-------- Given information --------
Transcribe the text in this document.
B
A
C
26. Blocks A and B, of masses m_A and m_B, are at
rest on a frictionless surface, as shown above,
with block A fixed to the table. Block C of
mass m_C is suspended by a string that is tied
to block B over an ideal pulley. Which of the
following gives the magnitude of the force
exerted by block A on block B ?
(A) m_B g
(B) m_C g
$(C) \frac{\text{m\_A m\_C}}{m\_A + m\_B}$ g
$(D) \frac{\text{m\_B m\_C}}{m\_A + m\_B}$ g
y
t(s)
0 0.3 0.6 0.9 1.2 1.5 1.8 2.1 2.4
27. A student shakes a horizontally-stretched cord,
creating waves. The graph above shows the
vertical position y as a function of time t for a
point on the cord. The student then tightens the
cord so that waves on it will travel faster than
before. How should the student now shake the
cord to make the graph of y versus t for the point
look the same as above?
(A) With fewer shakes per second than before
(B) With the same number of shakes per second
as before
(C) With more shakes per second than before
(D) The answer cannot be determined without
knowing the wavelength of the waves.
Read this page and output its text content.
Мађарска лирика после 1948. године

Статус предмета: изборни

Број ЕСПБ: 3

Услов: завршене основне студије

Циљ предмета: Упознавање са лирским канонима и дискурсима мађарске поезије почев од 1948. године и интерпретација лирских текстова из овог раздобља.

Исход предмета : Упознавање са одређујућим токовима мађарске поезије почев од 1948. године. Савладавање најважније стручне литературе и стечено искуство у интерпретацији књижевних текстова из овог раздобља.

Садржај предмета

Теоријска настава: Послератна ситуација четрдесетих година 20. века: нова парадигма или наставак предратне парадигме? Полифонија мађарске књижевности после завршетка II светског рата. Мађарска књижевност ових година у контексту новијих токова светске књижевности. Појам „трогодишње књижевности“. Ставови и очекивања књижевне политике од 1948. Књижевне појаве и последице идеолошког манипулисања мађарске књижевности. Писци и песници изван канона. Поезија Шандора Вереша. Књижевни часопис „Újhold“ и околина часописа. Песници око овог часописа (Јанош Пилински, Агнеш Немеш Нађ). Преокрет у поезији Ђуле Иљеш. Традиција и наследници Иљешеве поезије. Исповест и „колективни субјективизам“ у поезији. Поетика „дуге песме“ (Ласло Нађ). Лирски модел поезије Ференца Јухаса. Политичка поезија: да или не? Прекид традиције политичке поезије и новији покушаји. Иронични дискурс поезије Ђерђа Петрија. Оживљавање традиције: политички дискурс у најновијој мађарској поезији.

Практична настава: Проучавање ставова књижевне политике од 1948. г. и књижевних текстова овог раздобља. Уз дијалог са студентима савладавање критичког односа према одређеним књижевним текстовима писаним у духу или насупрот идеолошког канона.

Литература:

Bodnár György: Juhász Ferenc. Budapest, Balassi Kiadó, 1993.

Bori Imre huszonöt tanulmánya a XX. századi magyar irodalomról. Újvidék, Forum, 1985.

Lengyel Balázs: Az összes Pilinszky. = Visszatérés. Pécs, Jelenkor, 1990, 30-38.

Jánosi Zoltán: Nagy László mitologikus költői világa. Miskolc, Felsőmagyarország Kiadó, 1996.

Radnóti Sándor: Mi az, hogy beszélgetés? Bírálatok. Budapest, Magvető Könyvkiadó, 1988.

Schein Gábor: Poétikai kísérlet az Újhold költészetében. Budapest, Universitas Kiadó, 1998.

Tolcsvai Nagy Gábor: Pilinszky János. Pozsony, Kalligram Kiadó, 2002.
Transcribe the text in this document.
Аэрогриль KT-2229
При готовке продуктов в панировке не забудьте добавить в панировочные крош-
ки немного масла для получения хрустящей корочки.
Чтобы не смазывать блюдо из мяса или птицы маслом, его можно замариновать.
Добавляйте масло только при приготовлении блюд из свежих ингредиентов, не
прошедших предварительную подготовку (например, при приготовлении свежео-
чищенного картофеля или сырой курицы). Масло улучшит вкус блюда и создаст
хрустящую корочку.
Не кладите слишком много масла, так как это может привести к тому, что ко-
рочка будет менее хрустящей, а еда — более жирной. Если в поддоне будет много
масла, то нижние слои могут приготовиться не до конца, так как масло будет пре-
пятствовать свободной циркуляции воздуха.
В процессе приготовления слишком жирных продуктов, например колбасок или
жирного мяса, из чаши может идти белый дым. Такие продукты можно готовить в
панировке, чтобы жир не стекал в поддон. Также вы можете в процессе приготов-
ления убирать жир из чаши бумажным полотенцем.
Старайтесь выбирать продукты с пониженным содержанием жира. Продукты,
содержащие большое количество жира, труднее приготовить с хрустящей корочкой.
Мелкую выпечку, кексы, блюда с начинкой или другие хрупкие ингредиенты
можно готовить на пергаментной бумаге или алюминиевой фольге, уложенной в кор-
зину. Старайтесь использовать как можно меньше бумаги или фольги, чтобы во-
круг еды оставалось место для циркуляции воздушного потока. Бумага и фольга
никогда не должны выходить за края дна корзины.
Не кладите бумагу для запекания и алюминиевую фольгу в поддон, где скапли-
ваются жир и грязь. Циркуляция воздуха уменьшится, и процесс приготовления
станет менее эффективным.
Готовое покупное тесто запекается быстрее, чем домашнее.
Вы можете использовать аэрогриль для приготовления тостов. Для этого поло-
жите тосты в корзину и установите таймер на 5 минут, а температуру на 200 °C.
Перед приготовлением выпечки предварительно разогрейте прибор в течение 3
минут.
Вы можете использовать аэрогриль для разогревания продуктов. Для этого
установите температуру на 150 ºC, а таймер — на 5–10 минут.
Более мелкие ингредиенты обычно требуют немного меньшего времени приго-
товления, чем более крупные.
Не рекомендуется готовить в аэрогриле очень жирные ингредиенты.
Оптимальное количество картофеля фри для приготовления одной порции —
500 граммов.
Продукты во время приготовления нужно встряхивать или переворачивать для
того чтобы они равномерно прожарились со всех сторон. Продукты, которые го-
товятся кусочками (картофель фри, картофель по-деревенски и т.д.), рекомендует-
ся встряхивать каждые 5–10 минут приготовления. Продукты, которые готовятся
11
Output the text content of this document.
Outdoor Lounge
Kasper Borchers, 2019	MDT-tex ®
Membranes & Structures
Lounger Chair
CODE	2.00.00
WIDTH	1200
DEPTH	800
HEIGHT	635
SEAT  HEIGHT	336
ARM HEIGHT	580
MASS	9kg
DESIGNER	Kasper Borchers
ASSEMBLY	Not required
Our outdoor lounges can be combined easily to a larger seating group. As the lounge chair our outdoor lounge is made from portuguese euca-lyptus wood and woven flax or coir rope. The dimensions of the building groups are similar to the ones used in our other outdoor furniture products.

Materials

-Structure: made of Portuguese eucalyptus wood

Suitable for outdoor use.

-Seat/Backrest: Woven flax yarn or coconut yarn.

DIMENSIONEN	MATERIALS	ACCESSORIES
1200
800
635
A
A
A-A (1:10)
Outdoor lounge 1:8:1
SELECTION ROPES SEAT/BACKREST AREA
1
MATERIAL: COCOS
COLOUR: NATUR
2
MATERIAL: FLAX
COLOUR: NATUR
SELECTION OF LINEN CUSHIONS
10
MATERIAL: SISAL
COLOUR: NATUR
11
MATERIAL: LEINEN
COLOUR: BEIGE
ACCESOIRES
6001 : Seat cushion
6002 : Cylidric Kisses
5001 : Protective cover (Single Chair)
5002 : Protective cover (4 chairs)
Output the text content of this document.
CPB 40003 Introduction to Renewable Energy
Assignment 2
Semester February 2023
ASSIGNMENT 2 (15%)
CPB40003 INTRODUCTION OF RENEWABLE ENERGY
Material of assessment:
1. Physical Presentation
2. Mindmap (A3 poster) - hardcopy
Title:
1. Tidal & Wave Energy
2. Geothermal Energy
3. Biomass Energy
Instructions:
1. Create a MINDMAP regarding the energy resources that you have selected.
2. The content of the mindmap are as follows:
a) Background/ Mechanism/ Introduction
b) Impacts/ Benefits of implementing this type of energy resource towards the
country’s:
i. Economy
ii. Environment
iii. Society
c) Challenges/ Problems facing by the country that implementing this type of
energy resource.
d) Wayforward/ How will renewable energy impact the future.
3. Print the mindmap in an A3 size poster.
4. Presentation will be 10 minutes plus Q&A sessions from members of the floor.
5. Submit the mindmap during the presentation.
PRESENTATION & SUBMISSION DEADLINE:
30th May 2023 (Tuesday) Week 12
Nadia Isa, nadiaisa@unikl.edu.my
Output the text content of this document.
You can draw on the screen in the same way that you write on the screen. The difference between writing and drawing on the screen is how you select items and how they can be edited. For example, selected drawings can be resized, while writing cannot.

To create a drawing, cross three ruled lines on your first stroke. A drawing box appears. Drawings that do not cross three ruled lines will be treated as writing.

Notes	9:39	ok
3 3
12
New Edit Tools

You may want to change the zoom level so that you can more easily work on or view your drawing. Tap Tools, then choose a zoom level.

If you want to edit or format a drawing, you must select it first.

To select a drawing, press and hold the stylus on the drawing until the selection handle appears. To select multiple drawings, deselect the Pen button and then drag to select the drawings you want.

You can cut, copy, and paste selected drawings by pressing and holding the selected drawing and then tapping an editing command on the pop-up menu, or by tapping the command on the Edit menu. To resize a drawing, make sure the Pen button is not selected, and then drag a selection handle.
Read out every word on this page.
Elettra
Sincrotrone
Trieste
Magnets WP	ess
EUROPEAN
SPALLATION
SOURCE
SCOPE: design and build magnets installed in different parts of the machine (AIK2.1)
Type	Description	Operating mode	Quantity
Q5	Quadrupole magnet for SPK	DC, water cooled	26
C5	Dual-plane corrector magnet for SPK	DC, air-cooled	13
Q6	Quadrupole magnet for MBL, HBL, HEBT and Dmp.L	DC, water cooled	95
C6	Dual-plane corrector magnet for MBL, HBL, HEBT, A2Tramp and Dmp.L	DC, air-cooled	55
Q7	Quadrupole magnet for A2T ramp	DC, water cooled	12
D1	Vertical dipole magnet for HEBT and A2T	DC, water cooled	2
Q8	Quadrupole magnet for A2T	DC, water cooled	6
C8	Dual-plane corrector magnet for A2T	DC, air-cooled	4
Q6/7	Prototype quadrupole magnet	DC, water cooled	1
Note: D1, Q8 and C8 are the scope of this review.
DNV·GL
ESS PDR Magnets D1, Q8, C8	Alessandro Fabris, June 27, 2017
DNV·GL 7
--------
Which lines contain the word "than"? Copy each of them.

Answer to this task:
cord so that waves on it will travel faster than
(A) With fewer shakes per second than before
(C) With more shakes per second than before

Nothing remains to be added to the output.